Structured figure records
::::::::::
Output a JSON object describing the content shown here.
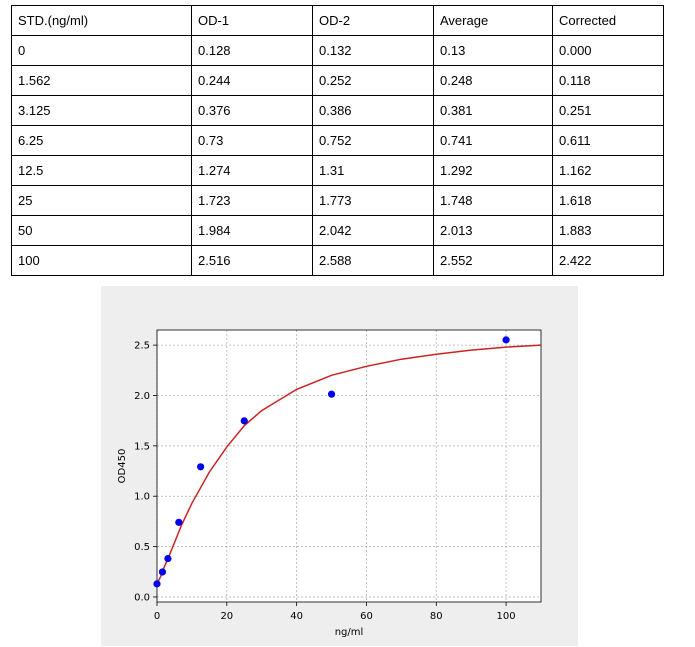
{
  "table": {
    "headers": [
      "STD.(ng/ml)",
      "OD-1",
      "OD-2",
      "Average",
      "Corrected"
    ],
    "rows": [
      [
        "0",
        "0.128",
        "0.132",
        "0.13",
        "0.000"
      ],
      [
        "1.562",
        "0.244",
        "0.252",
        "0.248",
        "0.118"
      ],
      [
        "3.125",
        "0.376",
        "0.386",
        "0.381",
        "0.251"
      ],
      [
        "6.25",
        "0.73",
        "0.752",
        "0.741",
        "0.611"
      ],
      [
        "12.5",
        "1.274",
        "1.31",
        "1.292",
        "1.162"
      ],
      [
        "25",
        "1.723",
        "1.773",
        "1.748",
        "1.618"
      ],
      [
        "50",
        "1.984",
        "2.042",
        "2.013",
        "1.883"
      ],
      [
        "100",
        "2.516",
        "2.588",
        "2.552",
        "2.422"
      ]
    ]
  },
  "chart_data": {
    "type": "scatter",
    "xlabel": "ng/ml",
    "ylabel": "OD450",
    "xlim": [
      0,
      110
    ],
    "ylim": [
      -0.05,
      2.65
    ],
    "xticks": [
      0,
      20,
      40,
      60,
      80,
      100
    ],
    "yticks": [
      0.0,
      0.5,
      1.0,
      1.5,
      2.0,
      2.5
    ],
    "grid": true,
    "points": {
      "x": [
        0,
        1.562,
        3.125,
        6.25,
        12.5,
        25,
        50,
        100
      ],
      "y": [
        0.13,
        0.248,
        0.381,
        0.741,
        1.292,
        1.748,
        2.013,
        2.552
      ],
      "color": "#0000ee"
    },
    "fit": {
      "color": "#cc2222",
      "x": [
        0,
        1,
        2,
        3,
        5,
        7,
        10,
        15,
        20,
        25,
        30,
        40,
        50,
        60,
        70,
        80,
        90,
        100,
        110
      ],
      "y": [
        0.13,
        0.2,
        0.29,
        0.37,
        0.54,
        0.71,
        0.93,
        1.24,
        1.49,
        1.7,
        1.85,
        2.06,
        2.2,
        2.29,
        2.36,
        2.41,
        2.45,
        2.48,
        2.5
      ]
    }
  }
}
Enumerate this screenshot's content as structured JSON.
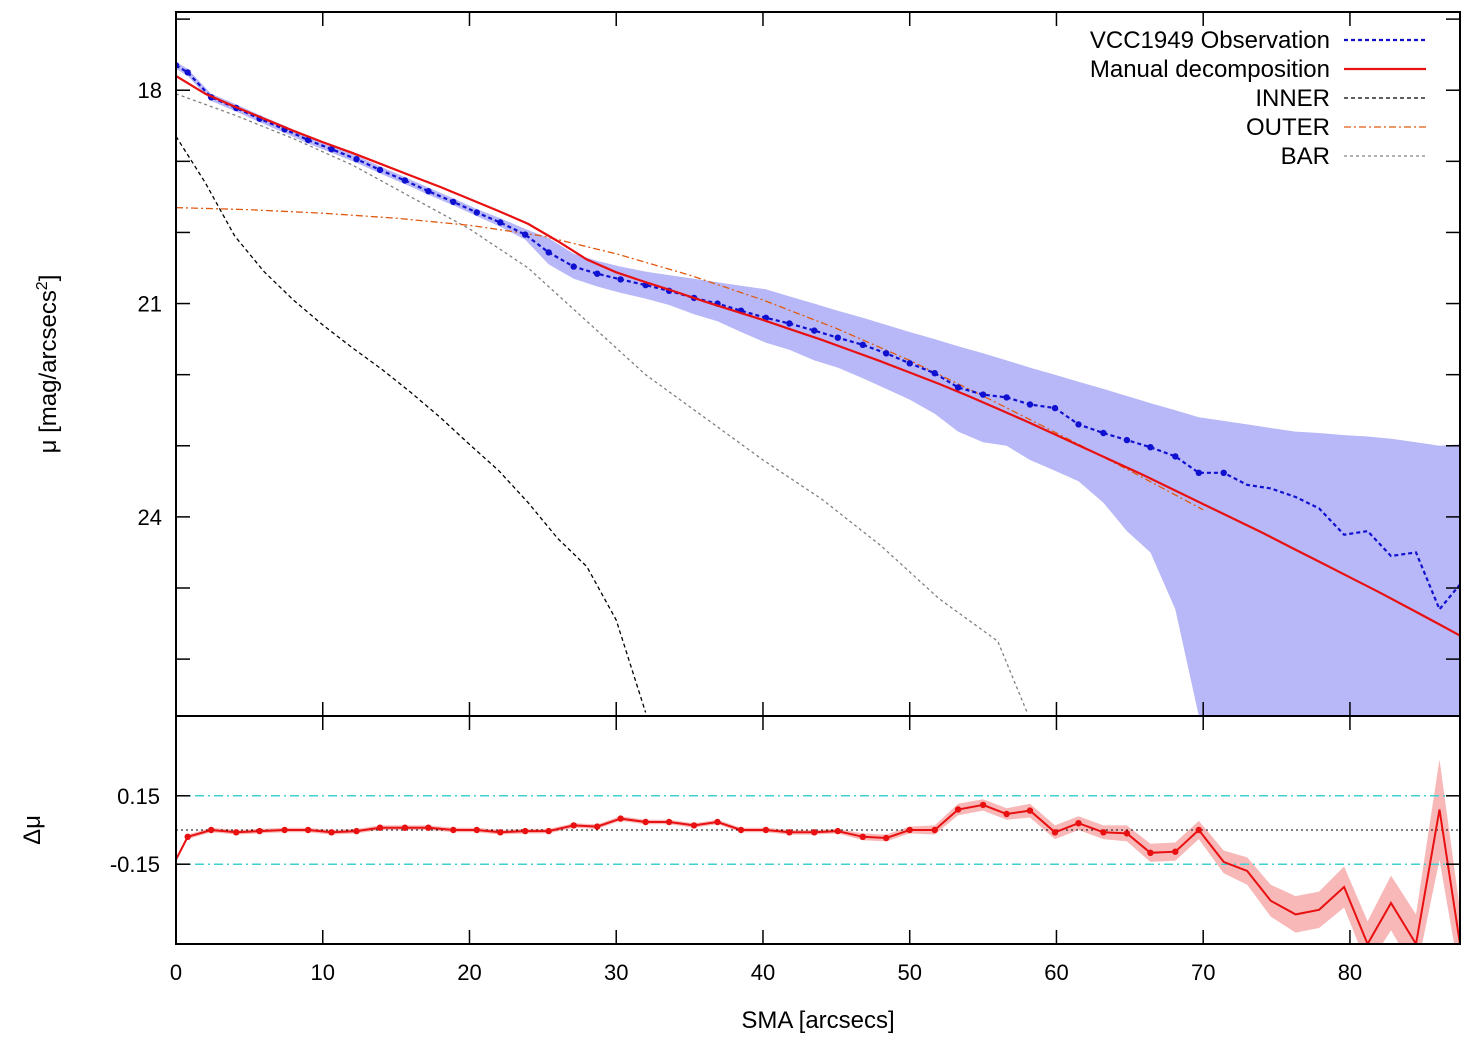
{
  "chart_data": [
    {
      "type": "line",
      "ylabel_main": "μ [mag/arcsecs",
      "ylabel_sup": "2",
      "ylabel_tail": "]",
      "xlim": [
        0,
        87.5
      ],
      "ylim": [
        16.9,
        26.8
      ],
      "y_inverted": true,
      "yticks": [
        18,
        21,
        24
      ],
      "legend_position": "top-right",
      "grid": false,
      "colors": {
        "observation": "#1010d0",
        "observation_band": "#b8b8f8",
        "model": "#e81010",
        "inner": "#000000",
        "outer": "#e05a10",
        "bar": "#808080"
      },
      "series": [
        {
          "name": "VCC1949 Observation",
          "x": [
            0,
            0.8,
            2.4,
            4.1,
            5.7,
            7.4,
            9.0,
            10.6,
            12.3,
            13.9,
            15.6,
            17.2,
            18.9,
            20.5,
            22.1,
            23.8,
            25.4,
            27.1,
            28.7,
            30.3,
            32.0,
            33.6,
            35.3,
            36.9,
            38.5,
            40.2,
            41.8,
            43.5,
            45.1,
            46.8,
            48.4,
            50.0,
            51.7,
            53.3,
            55.0,
            56.6,
            58.2,
            59.9,
            61.5,
            63.2,
            64.8,
            66.4,
            68.1,
            69.7,
            71.4,
            73.0,
            74.6,
            76.3,
            77.9,
            79.6,
            81.2,
            82.8,
            84.5,
            86.1,
            87.5
          ],
          "y": [
            17.65,
            17.75,
            18.1,
            18.25,
            18.4,
            18.55,
            18.7,
            18.83,
            18.97,
            19.12,
            19.27,
            19.42,
            19.57,
            19.72,
            19.86,
            20.03,
            20.28,
            20.48,
            20.58,
            20.66,
            20.74,
            20.82,
            20.92,
            21.0,
            21.1,
            21.2,
            21.28,
            21.38,
            21.48,
            21.58,
            21.7,
            21.84,
            21.98,
            22.18,
            22.28,
            22.32,
            22.42,
            22.47,
            22.7,
            22.82,
            22.92,
            23.02,
            23.15,
            23.38,
            23.38,
            23.55,
            23.6,
            23.72,
            23.88,
            24.25,
            24.2,
            24.55,
            24.5,
            25.3,
            24.95
          ],
          "band_upper": [
            17.6,
            17.7,
            18.05,
            18.2,
            18.35,
            18.5,
            18.65,
            18.78,
            18.92,
            19.07,
            19.22,
            19.37,
            19.52,
            19.67,
            19.8,
            19.95,
            20.08,
            20.3,
            20.4,
            20.48,
            20.55,
            20.6,
            20.65,
            20.7,
            20.75,
            20.8,
            20.9,
            21.0,
            21.1,
            21.2,
            21.3,
            21.4,
            21.5,
            21.6,
            21.7,
            21.8,
            21.9,
            22.0,
            22.1,
            22.2,
            22.3,
            22.4,
            22.5,
            22.6,
            22.65,
            22.7,
            22.75,
            22.8,
            22.82,
            22.85,
            22.87,
            22.9,
            22.95,
            23.0,
            22.98
          ],
          "band_lower": [
            17.7,
            17.8,
            18.15,
            18.3,
            18.45,
            18.6,
            18.75,
            18.88,
            19.02,
            19.17,
            19.32,
            19.47,
            19.62,
            19.77,
            19.92,
            20.1,
            20.45,
            20.65,
            20.76,
            20.85,
            20.93,
            21.02,
            21.15,
            21.25,
            21.4,
            21.55,
            21.65,
            21.8,
            21.9,
            22.05,
            22.2,
            22.35,
            22.55,
            22.8,
            22.95,
            23.0,
            23.2,
            23.35,
            23.5,
            23.8,
            24.2,
            24.5,
            25.3,
            26.8,
            26.8,
            26.8,
            26.8,
            26.8,
            26.8,
            26.8,
            26.8,
            26.8,
            26.8,
            26.8,
            26.8
          ]
        },
        {
          "name": "Manual decomposition",
          "x": [
            0,
            2,
            4,
            6,
            8,
            10,
            12,
            14,
            16,
            18,
            20,
            22,
            24,
            26,
            28,
            30,
            32,
            34,
            36,
            38,
            40,
            42,
            44,
            46,
            48,
            50,
            52,
            54,
            56,
            58,
            60,
            62,
            64,
            66,
            68,
            70,
            72,
            74,
            76,
            78,
            80,
            82,
            84,
            86,
            87.5
          ],
          "y": [
            17.8,
            18.05,
            18.23,
            18.4,
            18.57,
            18.73,
            18.88,
            19.04,
            19.2,
            19.36,
            19.53,
            19.7,
            19.88,
            20.12,
            20.38,
            20.56,
            20.7,
            20.83,
            20.97,
            21.1,
            21.23,
            21.37,
            21.51,
            21.66,
            21.81,
            21.97,
            22.13,
            22.3,
            22.48,
            22.66,
            22.85,
            23.04,
            23.23,
            23.42,
            23.62,
            23.82,
            24.02,
            24.22,
            24.43,
            24.64,
            24.85,
            25.06,
            25.28,
            25.5,
            25.67
          ]
        },
        {
          "name": "INNER",
          "x": [
            0,
            2,
            4,
            6,
            8,
            10,
            12,
            14,
            16,
            18,
            20,
            22,
            24,
            26,
            28,
            30,
            32
          ],
          "y": [
            18.65,
            19.3,
            20.05,
            20.55,
            20.95,
            21.3,
            21.62,
            21.92,
            22.25,
            22.6,
            22.98,
            23.35,
            23.8,
            24.3,
            24.7,
            25.45,
            26.75
          ]
        },
        {
          "name": "OUTER",
          "x": [
            0,
            5,
            10,
            15,
            20,
            25,
            30,
            35,
            40,
            45,
            50,
            55,
            60,
            65,
            70
          ],
          "y": [
            19.65,
            19.68,
            19.73,
            19.8,
            19.9,
            20.05,
            20.3,
            20.6,
            20.95,
            21.35,
            21.8,
            22.3,
            22.82,
            23.35,
            23.9
          ]
        },
        {
          "name": "BAR",
          "x": [
            0,
            4,
            8,
            12,
            16,
            20,
            24,
            28,
            32,
            36,
            40,
            44,
            48,
            52,
            56,
            58
          ],
          "y": [
            18.05,
            18.35,
            18.68,
            19.05,
            19.5,
            19.95,
            20.5,
            21.25,
            22.0,
            22.6,
            23.2,
            23.75,
            24.4,
            25.15,
            25.75,
            26.75
          ]
        }
      ]
    },
    {
      "type": "line",
      "ylabel": "Δμ",
      "xlabel": "SMA [arcsecs]",
      "xlim": [
        0,
        87.5
      ],
      "ylim": [
        -0.5,
        0.5
      ],
      "yticks": [
        0.15,
        -0.15
      ],
      "ytick_labels": [
        "0.15",
        "-0.15"
      ],
      "xticks": [
        0,
        10,
        20,
        30,
        40,
        50,
        60,
        70,
        80
      ],
      "reference_lines": [
        0.15,
        -0.15,
        0
      ],
      "colors": {
        "residual": "#e81010",
        "residual_band": "#f8b8b8",
        "threshold": "#40d0d0",
        "zero": "#000000"
      },
      "series": [
        {
          "name": "residual",
          "x": [
            0,
            0.8,
            2.4,
            4.1,
            5.7,
            7.4,
            9.0,
            10.6,
            12.3,
            13.9,
            15.6,
            17.2,
            18.9,
            20.5,
            22.1,
            23.8,
            25.4,
            27.1,
            28.7,
            30.3,
            32.0,
            33.6,
            35.3,
            36.9,
            38.5,
            40.2,
            41.8,
            43.5,
            45.1,
            46.8,
            48.4,
            50.0,
            51.7,
            53.3,
            55.0,
            56.6,
            58.2,
            59.9,
            61.5,
            63.2,
            64.8,
            66.4,
            68.1,
            69.7,
            71.4,
            73.0,
            74.6,
            76.3,
            77.9,
            79.6,
            81.2,
            82.8,
            84.5,
            86.1,
            87.5
          ],
          "y": [
            -0.13,
            -0.03,
            0.0,
            -0.01,
            -0.005,
            0.0,
            0.0,
            -0.01,
            -0.005,
            0.01,
            0.01,
            0.01,
            0.0,
            0.0,
            -0.01,
            -0.005,
            -0.005,
            0.02,
            0.015,
            0.05,
            0.035,
            0.035,
            0.02,
            0.035,
            0.0,
            0.0,
            -0.01,
            -0.01,
            -0.005,
            -0.03,
            -0.035,
            0.0,
            0.0,
            0.09,
            0.11,
            0.07,
            0.085,
            -0.01,
            0.03,
            -0.01,
            -0.015,
            -0.1,
            -0.095,
            0.0,
            -0.14,
            -0.18,
            -0.31,
            -0.37,
            -0.35,
            -0.25,
            -0.5,
            -0.32,
            -0.5,
            0.09,
            -0.5
          ],
          "band_half_width": [
            0.01,
            0.01,
            0.01,
            0.01,
            0.01,
            0.01,
            0.01,
            0.01,
            0.01,
            0.01,
            0.01,
            0.01,
            0.01,
            0.01,
            0.01,
            0.01,
            0.01,
            0.01,
            0.01,
            0.01,
            0.01,
            0.01,
            0.01,
            0.01,
            0.01,
            0.01,
            0.01,
            0.01,
            0.01,
            0.015,
            0.015,
            0.015,
            0.02,
            0.025,
            0.025,
            0.025,
            0.03,
            0.03,
            0.03,
            0.03,
            0.035,
            0.04,
            0.04,
            0.04,
            0.05,
            0.06,
            0.07,
            0.08,
            0.08,
            0.09,
            0.1,
            0.12,
            0.13,
            0.22,
            0.15
          ]
        }
      ]
    }
  ]
}
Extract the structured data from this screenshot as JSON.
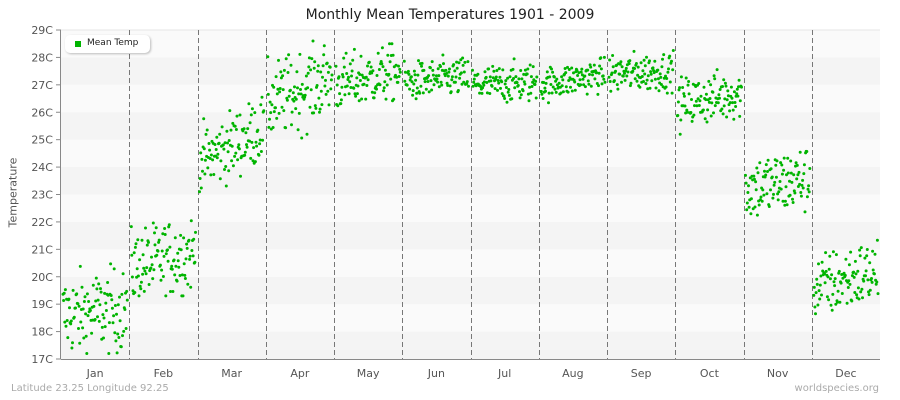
::::::::::
Task statement: Select, from the listing, all lines that include the word "name".

Answer to the task:
          "name": "VCC1949 Observation",
          "name": "Manual decomposition",
          "name": "INNER",
          "name": "OUTER",
          "name": "BAR",
          "name": "residual",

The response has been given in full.